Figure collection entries

=====

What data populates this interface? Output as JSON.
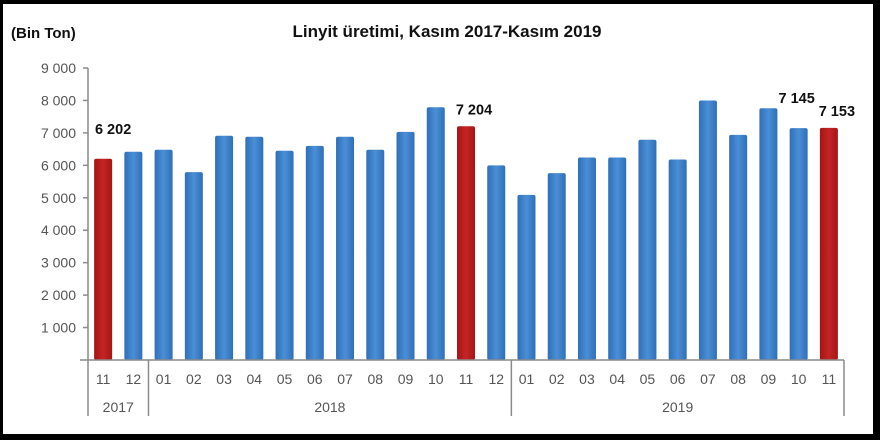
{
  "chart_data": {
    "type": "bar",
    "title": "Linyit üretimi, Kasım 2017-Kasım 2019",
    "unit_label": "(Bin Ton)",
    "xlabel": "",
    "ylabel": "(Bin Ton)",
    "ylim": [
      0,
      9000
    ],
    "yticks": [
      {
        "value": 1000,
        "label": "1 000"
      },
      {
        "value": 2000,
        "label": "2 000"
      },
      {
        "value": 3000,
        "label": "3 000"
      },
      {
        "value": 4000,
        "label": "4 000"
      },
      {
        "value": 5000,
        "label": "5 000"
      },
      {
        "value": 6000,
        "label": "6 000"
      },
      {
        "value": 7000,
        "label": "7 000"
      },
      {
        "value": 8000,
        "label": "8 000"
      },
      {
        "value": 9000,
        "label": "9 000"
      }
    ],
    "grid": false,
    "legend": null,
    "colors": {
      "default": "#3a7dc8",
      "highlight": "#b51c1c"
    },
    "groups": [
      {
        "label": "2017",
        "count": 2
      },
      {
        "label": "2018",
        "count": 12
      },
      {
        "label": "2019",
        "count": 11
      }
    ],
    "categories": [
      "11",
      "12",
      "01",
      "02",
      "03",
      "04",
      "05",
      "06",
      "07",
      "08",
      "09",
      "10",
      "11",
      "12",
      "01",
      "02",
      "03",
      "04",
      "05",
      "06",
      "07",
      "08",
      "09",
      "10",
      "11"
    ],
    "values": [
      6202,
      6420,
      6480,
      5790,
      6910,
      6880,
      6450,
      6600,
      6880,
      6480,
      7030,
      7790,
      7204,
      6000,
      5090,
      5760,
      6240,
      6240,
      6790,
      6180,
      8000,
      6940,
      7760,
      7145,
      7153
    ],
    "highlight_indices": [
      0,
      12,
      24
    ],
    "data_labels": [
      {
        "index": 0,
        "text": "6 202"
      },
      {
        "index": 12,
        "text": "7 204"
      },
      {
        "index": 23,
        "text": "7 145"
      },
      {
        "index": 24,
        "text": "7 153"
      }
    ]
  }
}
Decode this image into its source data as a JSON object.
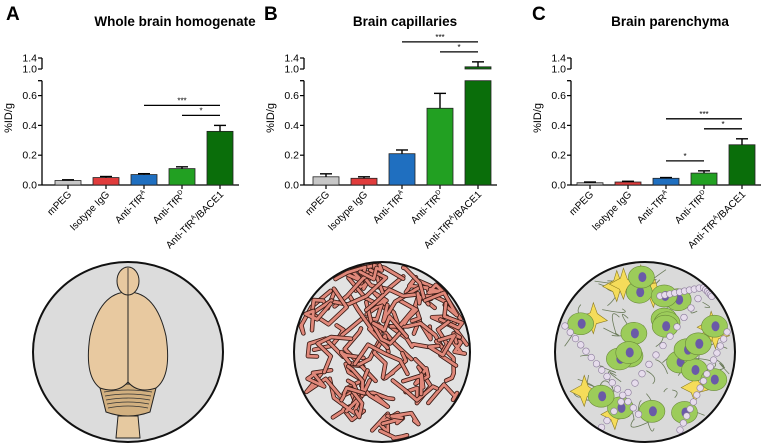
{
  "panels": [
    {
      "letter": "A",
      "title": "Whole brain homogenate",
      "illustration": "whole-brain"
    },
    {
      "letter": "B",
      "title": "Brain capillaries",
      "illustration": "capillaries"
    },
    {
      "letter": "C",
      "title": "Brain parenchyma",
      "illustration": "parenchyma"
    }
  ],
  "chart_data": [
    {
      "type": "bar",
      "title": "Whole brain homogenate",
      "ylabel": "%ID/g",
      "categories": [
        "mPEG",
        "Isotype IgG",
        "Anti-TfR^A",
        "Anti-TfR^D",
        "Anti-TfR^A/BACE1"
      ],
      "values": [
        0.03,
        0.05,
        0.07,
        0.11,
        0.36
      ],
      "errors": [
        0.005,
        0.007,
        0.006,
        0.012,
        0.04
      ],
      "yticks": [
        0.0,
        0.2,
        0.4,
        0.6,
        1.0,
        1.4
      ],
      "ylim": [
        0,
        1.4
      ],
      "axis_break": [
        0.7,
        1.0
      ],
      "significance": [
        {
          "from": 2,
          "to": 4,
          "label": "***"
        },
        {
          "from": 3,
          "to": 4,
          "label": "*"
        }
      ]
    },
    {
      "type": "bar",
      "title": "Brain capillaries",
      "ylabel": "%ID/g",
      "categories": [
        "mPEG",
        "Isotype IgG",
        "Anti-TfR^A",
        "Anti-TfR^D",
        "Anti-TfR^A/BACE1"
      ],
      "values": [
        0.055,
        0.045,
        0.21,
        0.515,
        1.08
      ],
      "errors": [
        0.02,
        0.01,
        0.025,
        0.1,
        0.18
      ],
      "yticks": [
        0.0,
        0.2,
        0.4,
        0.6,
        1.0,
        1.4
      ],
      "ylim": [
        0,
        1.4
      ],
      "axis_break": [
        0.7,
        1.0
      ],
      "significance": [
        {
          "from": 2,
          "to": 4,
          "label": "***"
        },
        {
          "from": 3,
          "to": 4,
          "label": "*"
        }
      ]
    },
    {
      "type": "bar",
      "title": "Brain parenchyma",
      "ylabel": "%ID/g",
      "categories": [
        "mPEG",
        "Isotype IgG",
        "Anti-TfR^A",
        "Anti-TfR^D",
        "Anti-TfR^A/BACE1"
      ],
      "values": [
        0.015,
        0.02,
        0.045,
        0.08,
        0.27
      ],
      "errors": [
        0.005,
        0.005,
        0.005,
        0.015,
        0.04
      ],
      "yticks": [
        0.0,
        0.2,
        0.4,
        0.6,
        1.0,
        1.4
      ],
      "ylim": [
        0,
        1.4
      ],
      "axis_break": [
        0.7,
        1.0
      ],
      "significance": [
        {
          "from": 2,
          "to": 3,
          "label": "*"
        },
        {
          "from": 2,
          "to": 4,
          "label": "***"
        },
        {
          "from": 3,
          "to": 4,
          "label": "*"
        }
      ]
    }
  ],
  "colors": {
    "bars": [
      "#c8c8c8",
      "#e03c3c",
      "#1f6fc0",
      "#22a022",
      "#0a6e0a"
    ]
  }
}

=====

# [GOAL]
Look through the material above. Copy each line where the word "JSON" appears.

# [RESPONSE]
What data populates this interface? Output as JSON.
Decode this image into its source data as a JSON object.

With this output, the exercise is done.